- SUPPLIED INFORMATION -
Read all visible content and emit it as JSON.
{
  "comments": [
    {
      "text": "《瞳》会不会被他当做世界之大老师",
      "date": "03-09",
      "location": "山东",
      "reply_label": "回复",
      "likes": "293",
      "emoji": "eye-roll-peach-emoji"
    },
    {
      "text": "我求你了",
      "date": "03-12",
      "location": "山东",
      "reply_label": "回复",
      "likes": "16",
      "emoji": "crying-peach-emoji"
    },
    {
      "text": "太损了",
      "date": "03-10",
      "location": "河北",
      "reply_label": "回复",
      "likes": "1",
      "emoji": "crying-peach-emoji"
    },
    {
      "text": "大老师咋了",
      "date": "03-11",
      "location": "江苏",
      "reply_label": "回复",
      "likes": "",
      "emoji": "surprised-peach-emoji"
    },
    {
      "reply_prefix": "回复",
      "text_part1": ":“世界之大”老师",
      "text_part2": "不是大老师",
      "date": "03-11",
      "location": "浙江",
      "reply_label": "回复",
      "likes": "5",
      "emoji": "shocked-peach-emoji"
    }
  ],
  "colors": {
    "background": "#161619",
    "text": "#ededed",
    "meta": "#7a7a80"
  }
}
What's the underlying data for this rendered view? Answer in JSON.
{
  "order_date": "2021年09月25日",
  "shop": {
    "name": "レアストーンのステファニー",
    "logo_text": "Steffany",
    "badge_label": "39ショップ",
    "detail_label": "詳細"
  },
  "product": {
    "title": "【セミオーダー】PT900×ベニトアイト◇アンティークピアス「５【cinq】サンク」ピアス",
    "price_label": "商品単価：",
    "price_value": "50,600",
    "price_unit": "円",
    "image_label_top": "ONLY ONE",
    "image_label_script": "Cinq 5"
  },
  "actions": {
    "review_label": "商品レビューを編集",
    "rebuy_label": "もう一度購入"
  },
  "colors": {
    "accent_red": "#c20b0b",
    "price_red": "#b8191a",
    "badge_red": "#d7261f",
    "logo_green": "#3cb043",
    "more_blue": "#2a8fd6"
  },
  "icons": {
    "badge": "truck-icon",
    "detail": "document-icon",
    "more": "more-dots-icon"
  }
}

- REQUIREMENT -
Each line above must be printed exactly as it appears.

- ANSWER IN FULL -
Read all visible content and emit it as JSON.
{
  "comments": [
    {
      "text": "《瞳》会不会被他当做世界之大老师",
      "date": "03-09",
      "location": "山东",
      "reply_label": "回复",
      "likes": "293",
      "emoji": "eye-roll-peach-emoji"
    },
    {
      "text": "我求你了",
      "date": "03-12",
      "location": "山东",
      "reply_label": "回复",
      "likes": "16",
      "emoji": "crying-peach-emoji"
    },
    {
      "text": "太损了",
      "date": "03-10",
      "location": "河北",
      "reply_label": "回复",
      "likes": "1",
      "emoji": "crying-peach-emoji"
    },
    {
      "text": "大老师咋了",
      "date": "03-11",
      "location": "江苏",
      "reply_label": "回复",
      "likes": "",
      "emoji": "surprised-peach-emoji"
    },
    {
      "reply_prefix": "回复",
      "text_part1": ":“世界之大”老师",
      "text_part2": "不是大老师",
      "date": "03-11",
      "location": "浙江",
      "reply_label": "回复",
      "likes": "5",
      "emoji": "shocked-peach-emoji"
    }
  ],
  "colors": {
    "background": "#161619",
    "text": "#ededed",
    "meta": "#7a7a80"
  }
}
What's the underlying data for this rendered view? Answer in JSON.
{
  "order_date": "2021年09月25日",
  "shop": {
    "name": "レアストーンのステファニー",
    "logo_text": "Steffany",
    "badge_label": "39ショップ",
    "detail_label": "詳細"
  },
  "product": {
    "title": "【セミオーダー】PT900×ベニトアイト◇アンティークピアス「５【cinq】サンク」ピアス",
    "price_label": "商品単価：",
    "price_value": "50,600",
    "price_unit": "円",
    "image_label_top": "ONLY ONE",
    "image_label_script": "Cinq 5"
  },
  "actions": {
    "review_label": "商品レビューを編集",
    "rebuy_label": "もう一度購入"
  },
  "colors": {
    "accent_red": "#c20b0b",
    "price_red": "#b8191a",
    "badge_red": "#d7261f",
    "logo_green": "#3cb043",
    "more_blue": "#2a8fd6"
  },
  "icons": {
    "badge": "truck-icon",
    "detail": "document-icon",
    "more": "more-dots-icon"
  }
}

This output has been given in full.